#### WHAT IS EXPECTED
Return each line containing the string "Crop".

#### RECORDS TO PROCESS
***
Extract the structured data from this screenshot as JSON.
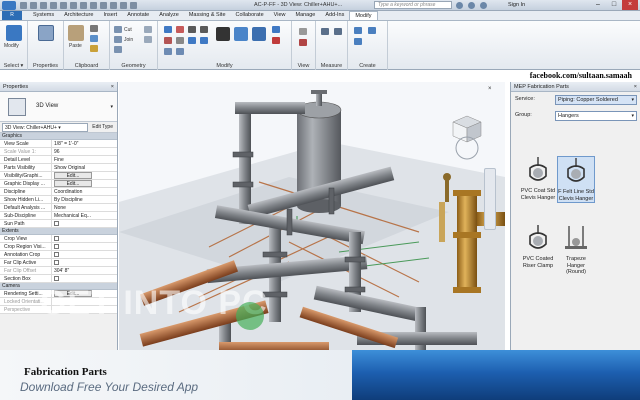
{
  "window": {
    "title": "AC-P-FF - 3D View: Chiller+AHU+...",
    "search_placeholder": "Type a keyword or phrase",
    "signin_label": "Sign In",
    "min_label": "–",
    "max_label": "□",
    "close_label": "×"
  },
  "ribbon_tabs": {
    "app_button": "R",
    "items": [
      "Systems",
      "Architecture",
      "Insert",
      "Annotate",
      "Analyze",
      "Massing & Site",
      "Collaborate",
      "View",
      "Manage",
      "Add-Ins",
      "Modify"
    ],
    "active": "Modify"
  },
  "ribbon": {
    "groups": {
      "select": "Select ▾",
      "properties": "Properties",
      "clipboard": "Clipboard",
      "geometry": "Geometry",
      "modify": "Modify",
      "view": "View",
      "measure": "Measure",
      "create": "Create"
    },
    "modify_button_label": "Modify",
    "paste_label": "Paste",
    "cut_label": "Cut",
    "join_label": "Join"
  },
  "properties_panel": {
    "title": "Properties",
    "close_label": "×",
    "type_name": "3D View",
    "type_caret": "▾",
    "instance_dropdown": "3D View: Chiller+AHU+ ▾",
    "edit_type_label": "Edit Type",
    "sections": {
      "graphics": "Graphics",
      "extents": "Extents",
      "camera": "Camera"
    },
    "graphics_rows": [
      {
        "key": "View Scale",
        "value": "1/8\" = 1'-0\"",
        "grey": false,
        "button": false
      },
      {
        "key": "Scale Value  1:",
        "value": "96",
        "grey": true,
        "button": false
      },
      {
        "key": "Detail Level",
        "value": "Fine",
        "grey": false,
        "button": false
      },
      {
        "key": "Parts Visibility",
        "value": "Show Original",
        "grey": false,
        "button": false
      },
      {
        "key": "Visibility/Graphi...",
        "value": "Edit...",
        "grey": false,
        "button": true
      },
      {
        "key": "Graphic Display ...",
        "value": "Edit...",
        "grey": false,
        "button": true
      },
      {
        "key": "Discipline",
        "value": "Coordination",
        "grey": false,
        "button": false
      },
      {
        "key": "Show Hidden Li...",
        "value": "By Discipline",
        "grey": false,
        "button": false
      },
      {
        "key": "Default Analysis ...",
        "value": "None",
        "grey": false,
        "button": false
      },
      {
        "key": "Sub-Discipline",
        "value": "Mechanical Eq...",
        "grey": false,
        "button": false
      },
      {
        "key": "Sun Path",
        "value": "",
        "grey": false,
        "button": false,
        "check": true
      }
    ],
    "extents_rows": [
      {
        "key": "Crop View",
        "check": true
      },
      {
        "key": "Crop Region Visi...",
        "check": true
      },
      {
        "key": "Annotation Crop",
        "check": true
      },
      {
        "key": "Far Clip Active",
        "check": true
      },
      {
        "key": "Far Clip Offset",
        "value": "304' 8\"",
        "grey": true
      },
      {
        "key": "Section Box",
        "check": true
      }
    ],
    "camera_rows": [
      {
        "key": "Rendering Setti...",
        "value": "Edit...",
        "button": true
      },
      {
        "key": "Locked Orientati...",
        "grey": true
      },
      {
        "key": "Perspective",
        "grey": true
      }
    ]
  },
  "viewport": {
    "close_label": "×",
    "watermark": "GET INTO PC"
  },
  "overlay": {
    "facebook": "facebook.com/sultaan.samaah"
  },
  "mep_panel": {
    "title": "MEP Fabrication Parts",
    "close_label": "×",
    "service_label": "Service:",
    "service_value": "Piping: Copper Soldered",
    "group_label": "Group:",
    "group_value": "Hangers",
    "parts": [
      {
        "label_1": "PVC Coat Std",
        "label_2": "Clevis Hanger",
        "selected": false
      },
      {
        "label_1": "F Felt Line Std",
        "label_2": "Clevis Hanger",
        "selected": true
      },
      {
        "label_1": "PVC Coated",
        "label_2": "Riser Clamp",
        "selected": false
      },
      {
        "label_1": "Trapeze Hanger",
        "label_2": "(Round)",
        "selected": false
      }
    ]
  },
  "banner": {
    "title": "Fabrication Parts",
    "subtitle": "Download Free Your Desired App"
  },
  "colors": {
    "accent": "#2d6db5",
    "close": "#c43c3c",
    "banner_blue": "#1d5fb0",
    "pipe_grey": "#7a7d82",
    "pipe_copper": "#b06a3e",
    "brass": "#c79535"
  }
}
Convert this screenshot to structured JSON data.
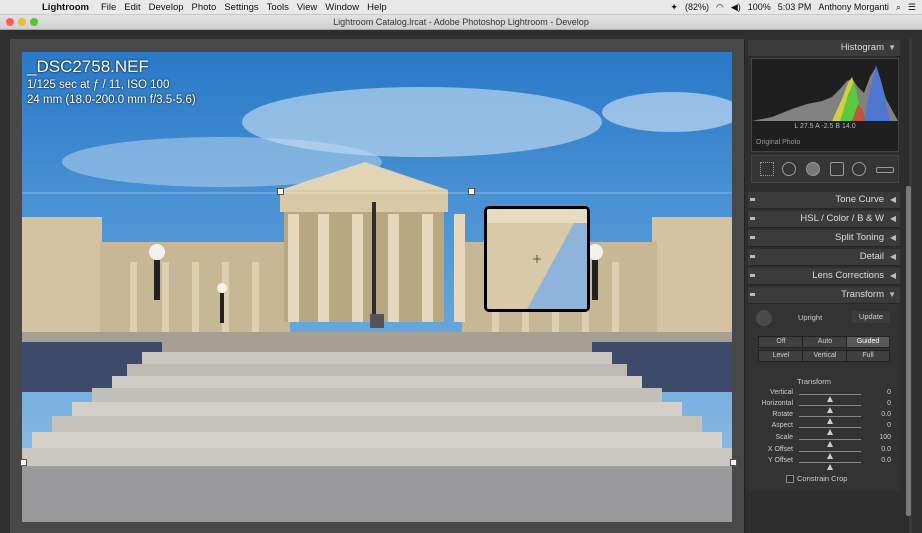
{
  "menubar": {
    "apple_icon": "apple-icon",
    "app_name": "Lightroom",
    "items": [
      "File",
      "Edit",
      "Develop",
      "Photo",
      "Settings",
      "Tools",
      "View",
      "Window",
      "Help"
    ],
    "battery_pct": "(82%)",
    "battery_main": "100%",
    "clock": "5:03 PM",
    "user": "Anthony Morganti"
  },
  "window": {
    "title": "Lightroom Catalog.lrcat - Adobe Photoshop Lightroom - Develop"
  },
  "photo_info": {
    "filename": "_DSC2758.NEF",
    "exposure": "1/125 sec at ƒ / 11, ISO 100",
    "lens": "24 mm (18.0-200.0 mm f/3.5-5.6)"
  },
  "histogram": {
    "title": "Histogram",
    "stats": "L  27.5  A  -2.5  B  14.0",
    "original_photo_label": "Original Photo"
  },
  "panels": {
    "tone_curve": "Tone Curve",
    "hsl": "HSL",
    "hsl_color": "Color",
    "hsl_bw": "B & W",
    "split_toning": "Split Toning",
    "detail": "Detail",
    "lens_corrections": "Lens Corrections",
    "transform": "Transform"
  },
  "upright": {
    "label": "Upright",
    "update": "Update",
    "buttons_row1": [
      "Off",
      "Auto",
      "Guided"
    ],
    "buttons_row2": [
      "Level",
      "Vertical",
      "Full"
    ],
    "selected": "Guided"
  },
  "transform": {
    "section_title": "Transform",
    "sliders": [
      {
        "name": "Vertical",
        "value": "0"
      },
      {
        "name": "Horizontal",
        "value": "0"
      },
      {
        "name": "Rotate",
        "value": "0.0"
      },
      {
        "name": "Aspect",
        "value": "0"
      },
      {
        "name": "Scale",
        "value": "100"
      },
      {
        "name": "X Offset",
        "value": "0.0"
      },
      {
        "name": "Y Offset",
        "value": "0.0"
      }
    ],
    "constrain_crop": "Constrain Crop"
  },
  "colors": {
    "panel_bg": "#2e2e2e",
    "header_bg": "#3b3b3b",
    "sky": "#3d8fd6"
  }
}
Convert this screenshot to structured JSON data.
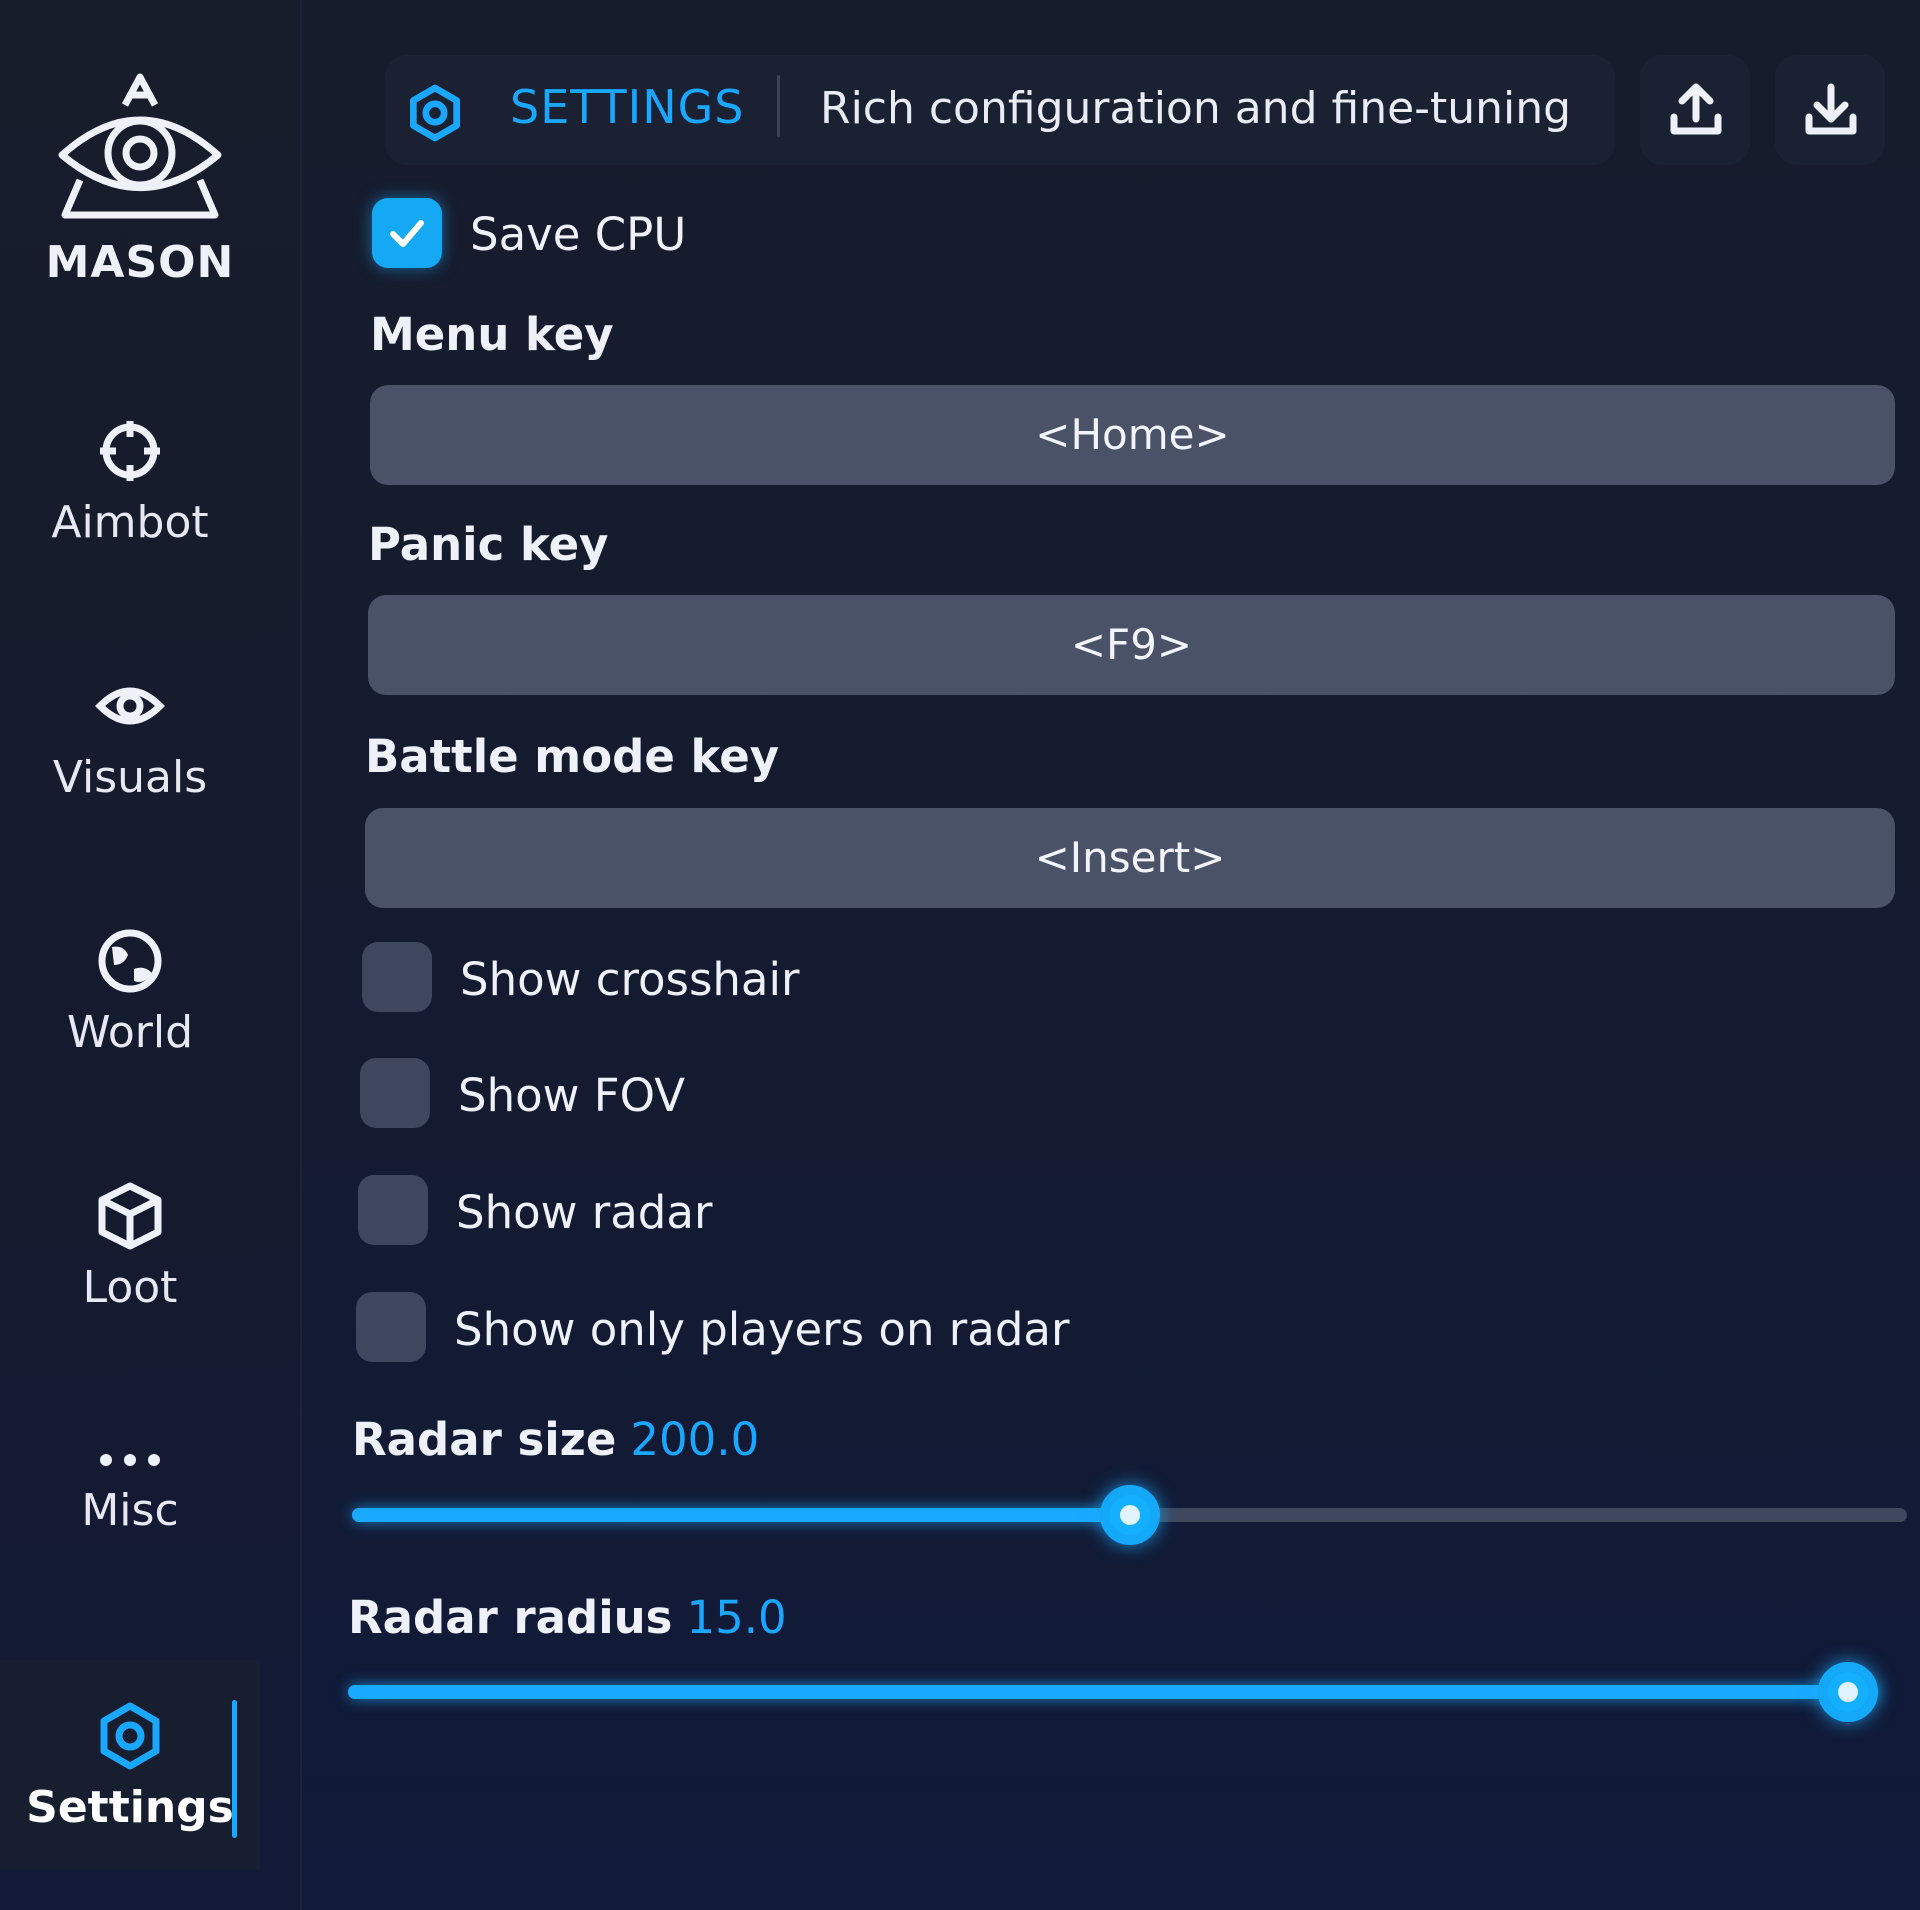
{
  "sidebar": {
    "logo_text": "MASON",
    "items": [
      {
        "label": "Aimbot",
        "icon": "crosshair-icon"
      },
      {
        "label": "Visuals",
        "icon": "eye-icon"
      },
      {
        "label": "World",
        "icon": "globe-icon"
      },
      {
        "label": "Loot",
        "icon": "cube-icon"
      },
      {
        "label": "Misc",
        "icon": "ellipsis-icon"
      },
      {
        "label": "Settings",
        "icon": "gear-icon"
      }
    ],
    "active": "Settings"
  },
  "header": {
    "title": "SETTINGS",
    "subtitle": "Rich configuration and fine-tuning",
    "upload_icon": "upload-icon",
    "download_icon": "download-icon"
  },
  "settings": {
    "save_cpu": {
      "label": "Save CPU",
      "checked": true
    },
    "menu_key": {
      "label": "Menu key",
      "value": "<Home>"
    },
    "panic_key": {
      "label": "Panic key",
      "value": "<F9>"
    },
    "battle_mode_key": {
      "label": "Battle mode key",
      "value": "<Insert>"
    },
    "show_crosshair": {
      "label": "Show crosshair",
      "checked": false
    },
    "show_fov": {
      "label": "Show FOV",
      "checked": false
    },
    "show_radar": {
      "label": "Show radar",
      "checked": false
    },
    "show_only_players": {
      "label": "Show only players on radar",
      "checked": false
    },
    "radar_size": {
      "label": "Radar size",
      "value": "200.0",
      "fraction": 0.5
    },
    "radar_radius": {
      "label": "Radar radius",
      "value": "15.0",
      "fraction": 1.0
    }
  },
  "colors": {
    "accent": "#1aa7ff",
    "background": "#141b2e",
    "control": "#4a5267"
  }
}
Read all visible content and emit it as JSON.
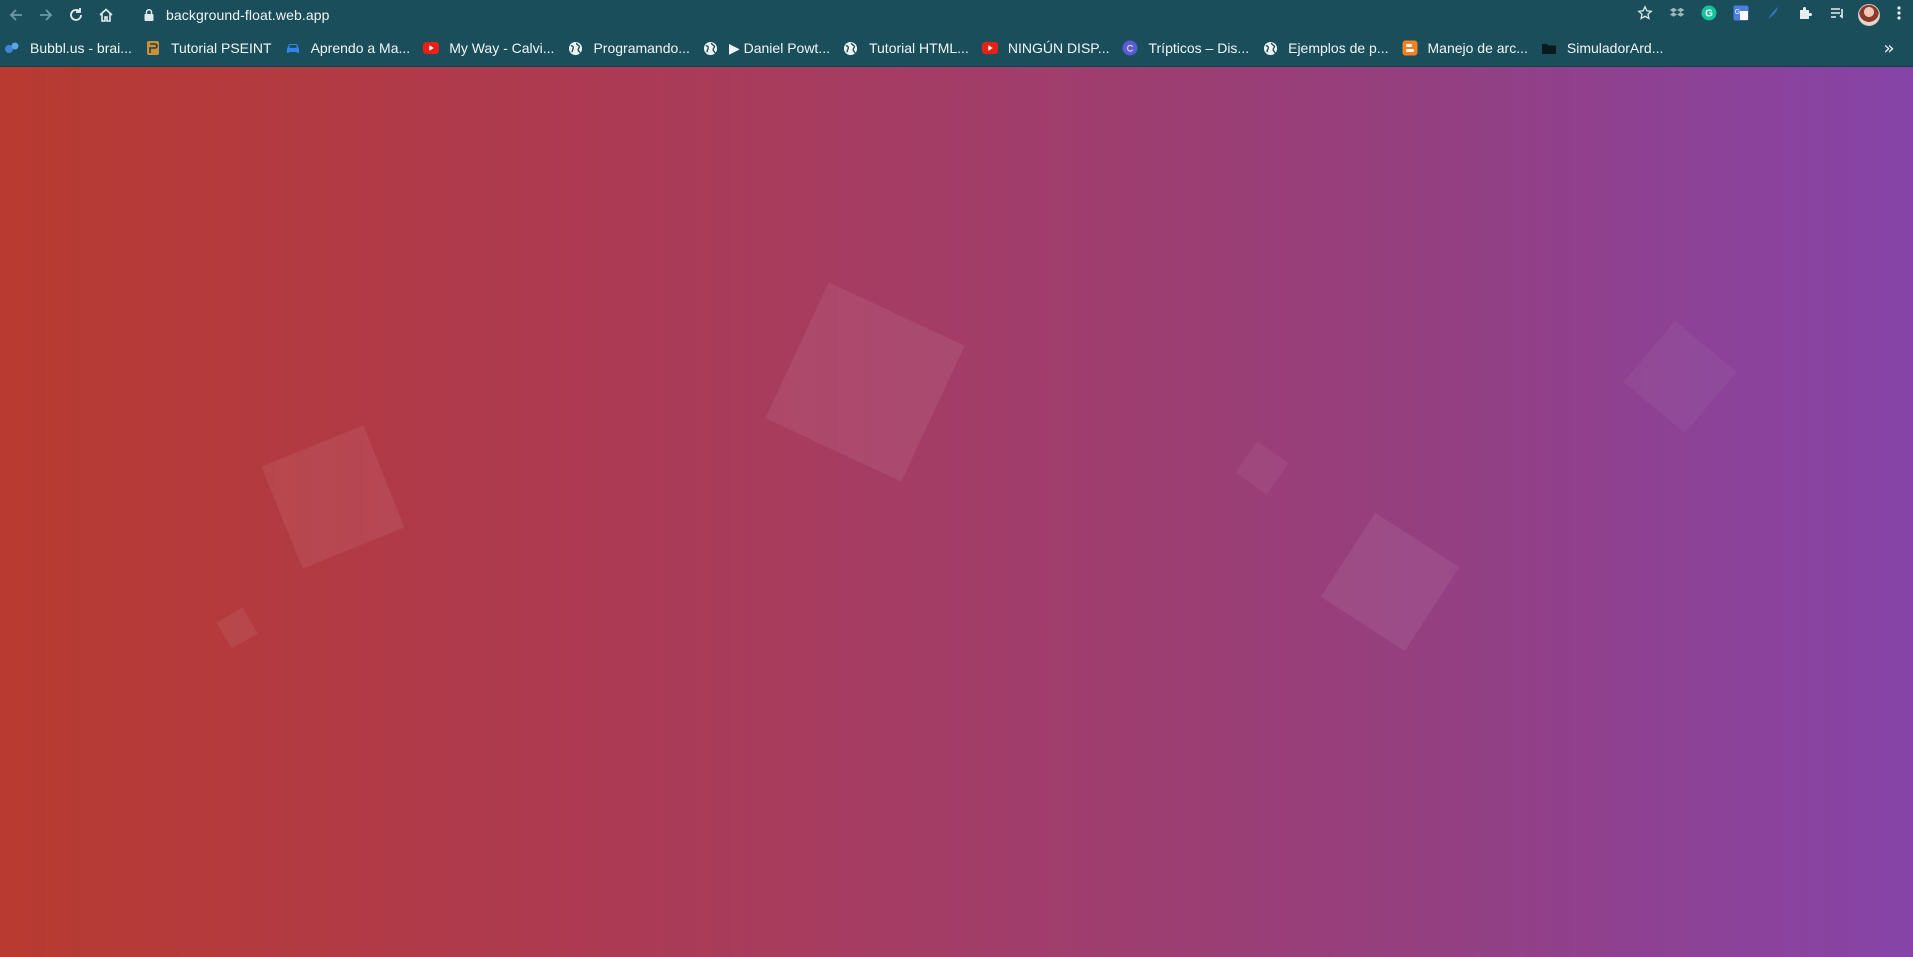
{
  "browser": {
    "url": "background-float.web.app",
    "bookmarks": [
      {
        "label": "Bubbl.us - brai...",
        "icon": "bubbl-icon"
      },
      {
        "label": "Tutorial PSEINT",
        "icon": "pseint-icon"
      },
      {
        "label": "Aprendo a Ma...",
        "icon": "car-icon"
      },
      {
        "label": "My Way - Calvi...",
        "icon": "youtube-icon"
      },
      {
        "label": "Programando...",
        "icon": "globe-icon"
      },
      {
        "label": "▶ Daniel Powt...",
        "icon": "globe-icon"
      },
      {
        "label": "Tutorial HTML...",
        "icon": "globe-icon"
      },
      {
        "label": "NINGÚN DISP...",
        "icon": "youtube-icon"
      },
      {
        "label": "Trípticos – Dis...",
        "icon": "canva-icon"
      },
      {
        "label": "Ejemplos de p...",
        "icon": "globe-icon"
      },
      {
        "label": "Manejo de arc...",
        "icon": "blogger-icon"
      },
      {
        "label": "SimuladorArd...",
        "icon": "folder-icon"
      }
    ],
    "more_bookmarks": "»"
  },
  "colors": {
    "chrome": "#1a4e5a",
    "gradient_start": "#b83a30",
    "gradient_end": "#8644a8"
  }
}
***
#### SOLUTION
        "key": "Crop View",
        "key": "Crop Region Visi...",
        "key": "Annotation Crop",
    "constrain_crop": "Constrain Crop"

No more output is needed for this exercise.